- **WRITTEN INSTRUCTION**: Take down each entry exactly as written.

- **MATERIALS PROVIDED**:
============

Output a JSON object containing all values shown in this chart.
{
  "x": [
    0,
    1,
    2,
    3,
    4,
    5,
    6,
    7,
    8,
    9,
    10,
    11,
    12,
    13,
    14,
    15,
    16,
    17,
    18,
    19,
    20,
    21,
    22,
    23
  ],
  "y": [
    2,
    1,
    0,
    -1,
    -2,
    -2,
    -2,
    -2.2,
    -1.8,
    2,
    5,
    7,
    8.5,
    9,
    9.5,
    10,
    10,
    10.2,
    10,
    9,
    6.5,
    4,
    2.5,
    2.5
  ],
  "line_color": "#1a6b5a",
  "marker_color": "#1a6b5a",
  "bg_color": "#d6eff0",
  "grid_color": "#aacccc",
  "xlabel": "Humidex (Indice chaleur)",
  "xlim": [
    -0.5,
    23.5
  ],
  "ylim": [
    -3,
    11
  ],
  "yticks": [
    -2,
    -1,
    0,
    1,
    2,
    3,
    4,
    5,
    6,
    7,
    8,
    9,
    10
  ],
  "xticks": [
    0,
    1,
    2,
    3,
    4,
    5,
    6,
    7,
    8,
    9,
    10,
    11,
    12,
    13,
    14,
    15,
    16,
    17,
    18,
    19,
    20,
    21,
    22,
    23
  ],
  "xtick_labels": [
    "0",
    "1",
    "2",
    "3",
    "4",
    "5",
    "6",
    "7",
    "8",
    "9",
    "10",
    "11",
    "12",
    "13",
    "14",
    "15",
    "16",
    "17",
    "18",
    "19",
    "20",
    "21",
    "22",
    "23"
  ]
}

============

- **WRITTEN ANSWER**:
Output a JSON object containing all values shown in this chart.
{
  "x": [
    0,
    1,
    2,
    3,
    4,
    5,
    6,
    7,
    8,
    9,
    10,
    11,
    12,
    13,
    14,
    15,
    16,
    17,
    18,
    19,
    20,
    21,
    22,
    23
  ],
  "y": [
    2,
    1,
    0,
    -1,
    -2,
    -2,
    -2,
    -2.2,
    -1.8,
    2,
    5,
    7,
    8.5,
    9,
    9.5,
    10,
    10,
    10.2,
    10,
    9,
    6.5,
    4,
    2.5,
    2.5
  ],
  "line_color": "#1a6b5a",
  "marker_color": "#1a6b5a",
  "bg_color": "#d6eff0",
  "grid_color": "#aacccc",
  "xlabel": "Humidex (Indice chaleur)",
  "xlim": [
    -0.5,
    23.5
  ],
  "ylim": [
    -3,
    11
  ],
  "yticks": [
    -2,
    -1,
    0,
    1,
    2,
    3,
    4,
    5,
    6,
    7,
    8,
    9,
    10
  ],
  "xticks": [
    0,
    1,
    2,
    3,
    4,
    5,
    6,
    7,
    8,
    9,
    10,
    11,
    12,
    13,
    14,
    15,
    16,
    17,
    18,
    19,
    20,
    21,
    22,
    23
  ],
  "xtick_labels": [
    "0",
    "1",
    "2",
    "3",
    "4",
    "5",
    "6",
    "7",
    "8",
    "9",
    "10",
    "11",
    "12",
    "13",
    "14",
    "15",
    "16",
    "17",
    "18",
    "19",
    "20",
    "21",
    "22",
    "23"
  ]
}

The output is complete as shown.